Stored data entries
......

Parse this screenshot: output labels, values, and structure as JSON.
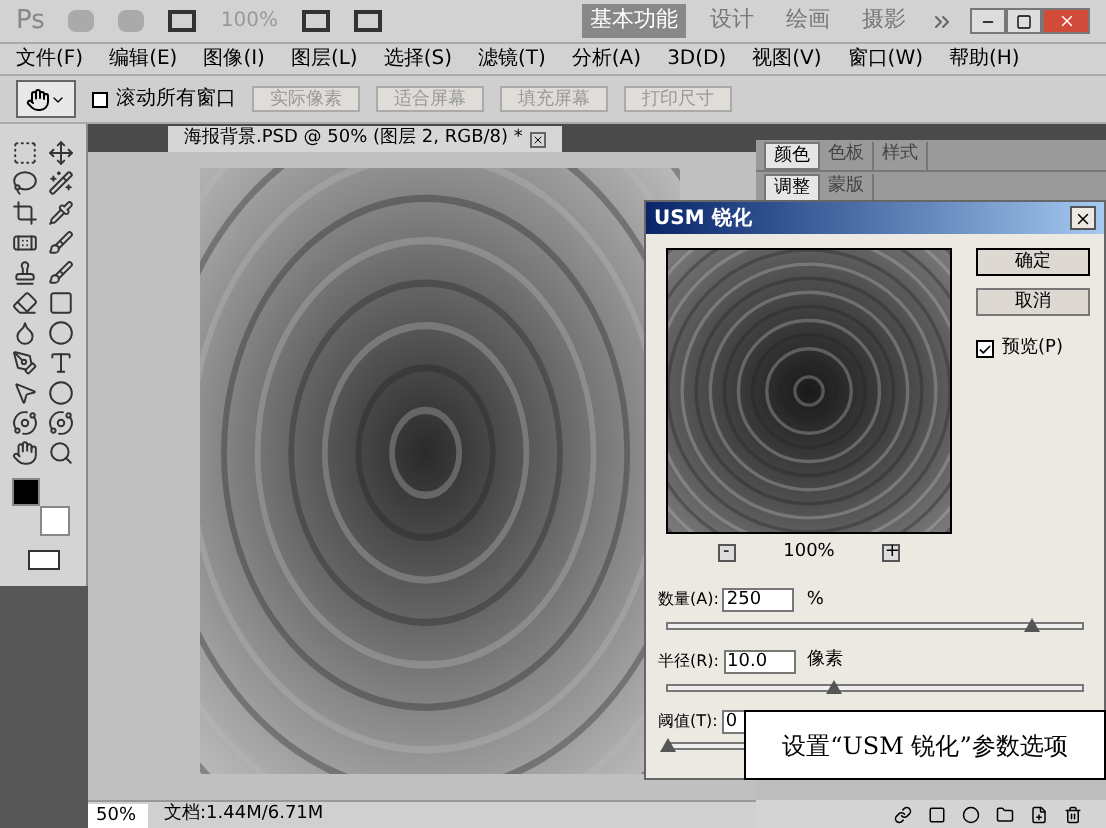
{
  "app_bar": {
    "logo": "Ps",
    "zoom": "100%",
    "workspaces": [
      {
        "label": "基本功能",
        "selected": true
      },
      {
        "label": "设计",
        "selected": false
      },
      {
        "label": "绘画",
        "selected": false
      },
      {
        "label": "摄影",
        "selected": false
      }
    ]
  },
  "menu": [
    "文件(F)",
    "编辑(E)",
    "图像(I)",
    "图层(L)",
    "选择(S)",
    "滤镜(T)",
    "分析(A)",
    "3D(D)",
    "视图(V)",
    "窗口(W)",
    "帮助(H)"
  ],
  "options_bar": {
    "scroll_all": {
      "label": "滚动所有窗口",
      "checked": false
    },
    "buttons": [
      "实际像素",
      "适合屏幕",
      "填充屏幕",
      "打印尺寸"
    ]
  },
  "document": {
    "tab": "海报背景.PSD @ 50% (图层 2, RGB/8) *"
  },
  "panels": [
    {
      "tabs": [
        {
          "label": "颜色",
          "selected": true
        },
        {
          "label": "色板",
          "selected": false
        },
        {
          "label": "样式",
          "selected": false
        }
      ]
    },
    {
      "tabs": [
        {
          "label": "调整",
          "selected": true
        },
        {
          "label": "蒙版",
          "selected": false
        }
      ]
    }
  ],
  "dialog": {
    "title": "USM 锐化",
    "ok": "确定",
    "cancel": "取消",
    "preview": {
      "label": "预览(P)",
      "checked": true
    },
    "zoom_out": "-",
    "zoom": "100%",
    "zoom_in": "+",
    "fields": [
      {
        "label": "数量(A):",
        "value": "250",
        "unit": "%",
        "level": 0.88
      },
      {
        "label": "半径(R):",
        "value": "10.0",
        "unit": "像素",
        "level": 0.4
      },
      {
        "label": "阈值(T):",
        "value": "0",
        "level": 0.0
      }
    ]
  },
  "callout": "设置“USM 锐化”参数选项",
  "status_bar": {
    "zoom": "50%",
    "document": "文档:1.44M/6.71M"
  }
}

......

> Exercise instructions
Working from the lines above, reproduce the material exactly and exclude its pictures.

> Result of the task
Parse this screenshot: output labels, values, and structure as JSON.
{
  "app_bar": {
    "logo": "Ps",
    "zoom": "100%",
    "workspaces": [
      {
        "label": "基本功能",
        "selected": true
      },
      {
        "label": "设计",
        "selected": false
      },
      {
        "label": "绘画",
        "selected": false
      },
      {
        "label": "摄影",
        "selected": false
      }
    ]
  },
  "menu": [
    "文件(F)",
    "编辑(E)",
    "图像(I)",
    "图层(L)",
    "选择(S)",
    "滤镜(T)",
    "分析(A)",
    "3D(D)",
    "视图(V)",
    "窗口(W)",
    "帮助(H)"
  ],
  "options_bar": {
    "scroll_all": {
      "label": "滚动所有窗口",
      "checked": false
    },
    "buttons": [
      "实际像素",
      "适合屏幕",
      "填充屏幕",
      "打印尺寸"
    ]
  },
  "document": {
    "tab": "海报背景.PSD @ 50% (图层 2, RGB/8) *"
  },
  "panels": [
    {
      "tabs": [
        {
          "label": "颜色",
          "selected": true
        },
        {
          "label": "色板",
          "selected": false
        },
        {
          "label": "样式",
          "selected": false
        }
      ]
    },
    {
      "tabs": [
        {
          "label": "调整",
          "selected": true
        },
        {
          "label": "蒙版",
          "selected": false
        }
      ]
    }
  ],
  "dialog": {
    "title": "USM 锐化",
    "ok": "确定",
    "cancel": "取消",
    "preview": {
      "label": "预览(P)",
      "checked": true
    },
    "zoom_out": "-",
    "zoom": "100%",
    "zoom_in": "+",
    "fields": [
      {
        "label": "数量(A):",
        "value": "250",
        "unit": "%",
        "level": 0.88
      },
      {
        "label": "半径(R):",
        "value": "10.0",
        "unit": "像素",
        "level": 0.4
      },
      {
        "label": "阈值(T):",
        "value": "0",
        "level": 0.0
      }
    ]
  },
  "callout": "设置“USM 锐化”参数选项",
  "status_bar": {
    "zoom": "50%",
    "document": "文档:1.44M/6.71M"
  }
}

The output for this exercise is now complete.